Dataset records on visual material
_ _ _ _ _ _ _
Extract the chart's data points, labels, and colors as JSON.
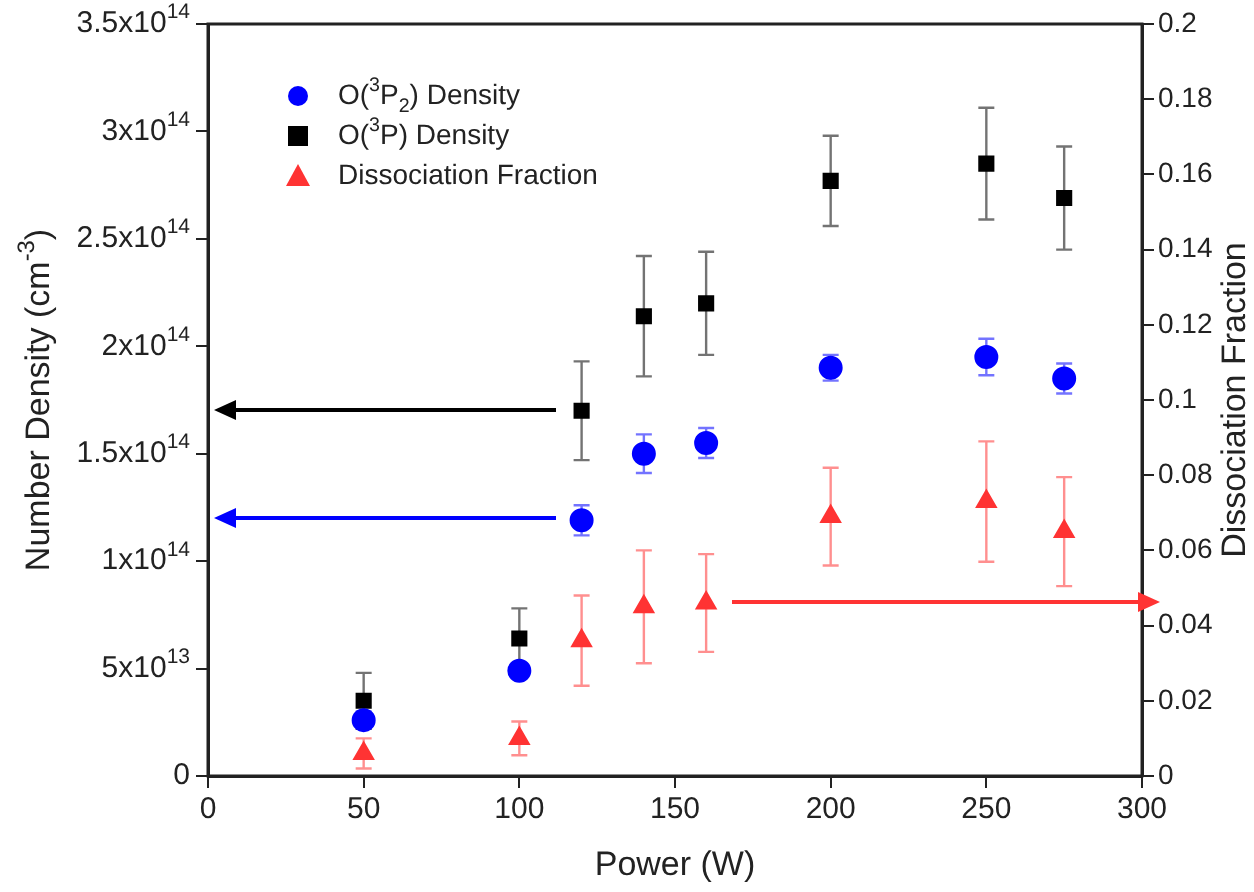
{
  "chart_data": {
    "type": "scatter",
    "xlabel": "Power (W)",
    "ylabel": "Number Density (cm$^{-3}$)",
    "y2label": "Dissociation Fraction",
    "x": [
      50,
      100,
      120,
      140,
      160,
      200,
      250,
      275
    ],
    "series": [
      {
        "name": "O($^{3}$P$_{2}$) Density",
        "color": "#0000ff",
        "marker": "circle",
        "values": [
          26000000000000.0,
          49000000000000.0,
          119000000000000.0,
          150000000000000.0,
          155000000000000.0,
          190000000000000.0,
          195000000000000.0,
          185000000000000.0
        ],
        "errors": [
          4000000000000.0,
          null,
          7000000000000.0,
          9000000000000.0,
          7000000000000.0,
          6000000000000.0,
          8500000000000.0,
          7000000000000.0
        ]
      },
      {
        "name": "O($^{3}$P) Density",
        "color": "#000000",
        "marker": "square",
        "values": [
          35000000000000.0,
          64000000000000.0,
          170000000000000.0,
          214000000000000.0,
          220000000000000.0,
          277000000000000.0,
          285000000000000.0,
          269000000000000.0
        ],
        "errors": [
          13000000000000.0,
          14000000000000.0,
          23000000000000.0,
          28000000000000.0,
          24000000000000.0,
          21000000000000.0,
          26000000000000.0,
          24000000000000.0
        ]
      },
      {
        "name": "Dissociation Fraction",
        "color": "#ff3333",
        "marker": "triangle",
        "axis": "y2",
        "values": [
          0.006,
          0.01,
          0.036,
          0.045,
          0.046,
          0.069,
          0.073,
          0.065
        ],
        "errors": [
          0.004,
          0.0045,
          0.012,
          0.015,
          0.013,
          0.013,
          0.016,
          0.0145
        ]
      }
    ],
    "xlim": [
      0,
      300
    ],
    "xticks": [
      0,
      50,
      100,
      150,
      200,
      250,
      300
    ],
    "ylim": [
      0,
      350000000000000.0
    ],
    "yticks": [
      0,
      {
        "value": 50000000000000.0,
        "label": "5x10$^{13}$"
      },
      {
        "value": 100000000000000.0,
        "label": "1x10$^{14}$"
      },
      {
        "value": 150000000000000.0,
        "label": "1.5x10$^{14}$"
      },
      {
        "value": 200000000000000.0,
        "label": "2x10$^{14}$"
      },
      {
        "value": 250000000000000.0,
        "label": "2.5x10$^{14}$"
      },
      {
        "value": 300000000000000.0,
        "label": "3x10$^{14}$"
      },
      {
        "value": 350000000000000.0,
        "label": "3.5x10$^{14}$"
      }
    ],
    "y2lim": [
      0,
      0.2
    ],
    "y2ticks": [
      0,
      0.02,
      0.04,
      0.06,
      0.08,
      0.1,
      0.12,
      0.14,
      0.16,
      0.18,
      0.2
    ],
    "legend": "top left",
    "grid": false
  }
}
_ _ _ _ _ _ _
• **EXERCISE DESCRIPTION**
State how many lines in the records above contain the word "Fraction", giving only the number.

• **IN RESPONSE**
2